* _Entries provided_:
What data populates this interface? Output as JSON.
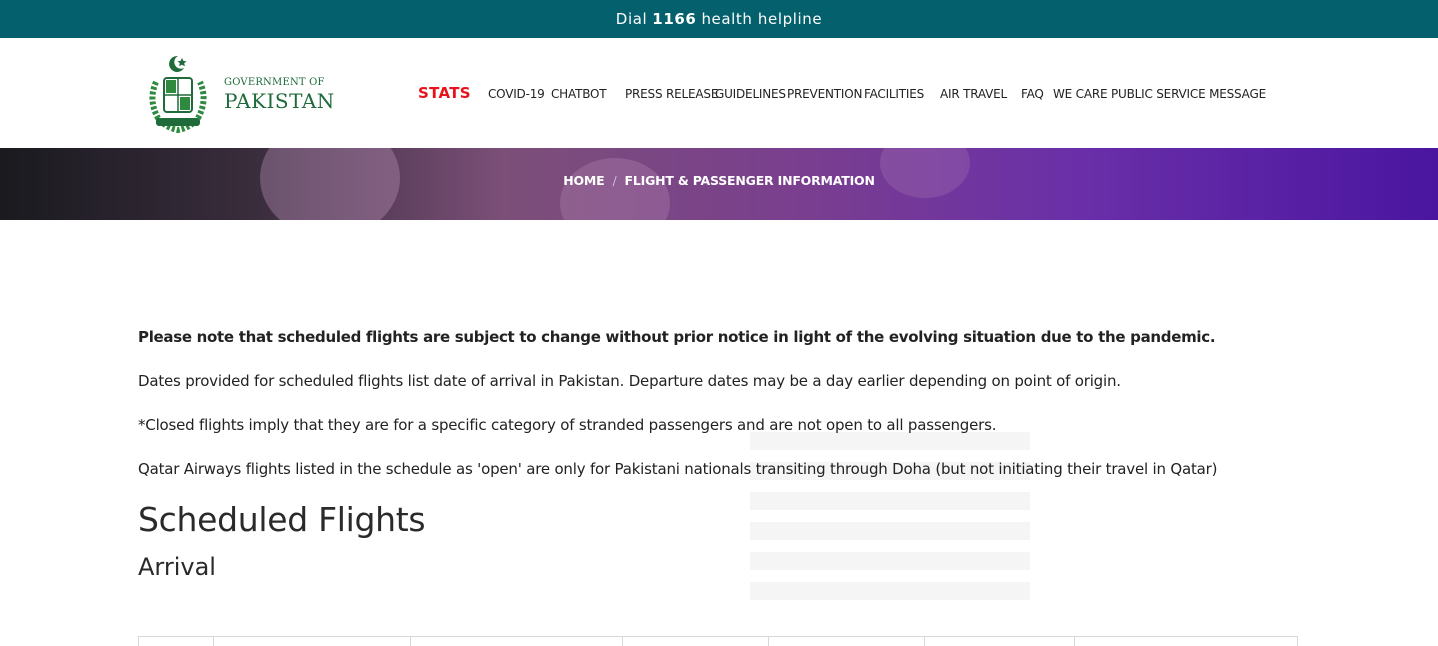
{
  "topbar": {
    "prefix": "Dial",
    "number": "1166",
    "suffix": "health helpline"
  },
  "logo": {
    "line1": "GOVERNMENT OF",
    "line2": "PAKISTAN"
  },
  "nav": {
    "stats": "STATS",
    "covid": "COVID-19",
    "chatbot": "CHATBOT",
    "press": "PRESS RELEASE",
    "guidelines": "GUIDELINES",
    "prevention": "PREVENTION",
    "facilities": "FACILITIES",
    "air_travel": "AIR TRAVEL",
    "faq": "FAQ",
    "we_care": "WE CARE",
    "psm": "PUBLIC SERVICE MESSAGE"
  },
  "breadcrumb": {
    "home": "HOME",
    "separator": "/",
    "current": "FLIGHT & PASSENGER INFORMATION"
  },
  "notes": {
    "bold": "Please note that scheduled flights are subject to change without prior notice in light of the evolving situation due to the pandemic.",
    "dates": "Dates provided for scheduled flights list date of arrival in Pakistan. Departure dates may be a day earlier depending on point of origin.",
    "closed": "*Closed flights imply that they are for a specific category of stranded passengers and are not open to all passengers.",
    "qatar": "Qatar Airways flights listed in the schedule as 'open' are only for Pakistani nationals transiting through Doha (but not initiating their travel in Qatar)"
  },
  "headings": {
    "scheduled": "Scheduled Flights",
    "arrival": "Arrival"
  },
  "colors": {
    "topbar": "#04606c",
    "stats": "#e8121b",
    "logo_green": "#1f6b3a"
  }
}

* _Exercise description_:
Print each line of the material above exactly, with the pictures removed from your copy.

* _Exercise response_:
What data populates this interface? Output as JSON.
{
  "topbar": {
    "prefix": "Dial",
    "number": "1166",
    "suffix": "health helpline"
  },
  "logo": {
    "line1": "GOVERNMENT OF",
    "line2": "PAKISTAN"
  },
  "nav": {
    "stats": "STATS",
    "covid": "COVID-19",
    "chatbot": "CHATBOT",
    "press": "PRESS RELEASE",
    "guidelines": "GUIDELINES",
    "prevention": "PREVENTION",
    "facilities": "FACILITIES",
    "air_travel": "AIR TRAVEL",
    "faq": "FAQ",
    "we_care": "WE CARE",
    "psm": "PUBLIC SERVICE MESSAGE"
  },
  "breadcrumb": {
    "home": "HOME",
    "separator": "/",
    "current": "FLIGHT & PASSENGER INFORMATION"
  },
  "notes": {
    "bold": "Please note that scheduled flights are subject to change without prior notice in light of the evolving situation due to the pandemic.",
    "dates": "Dates provided for scheduled flights list date of arrival in Pakistan. Departure dates may be a day earlier depending on point of origin.",
    "closed": "*Closed flights imply that they are for a specific category of stranded passengers and are not open to all passengers.",
    "qatar": "Qatar Airways flights listed in the schedule as 'open' are only for Pakistani nationals transiting through Doha (but not initiating their travel in Qatar)"
  },
  "headings": {
    "scheduled": "Scheduled Flights",
    "arrival": "Arrival"
  },
  "colors": {
    "topbar": "#04606c",
    "stats": "#e8121b",
    "logo_green": "#1f6b3a"
  }
}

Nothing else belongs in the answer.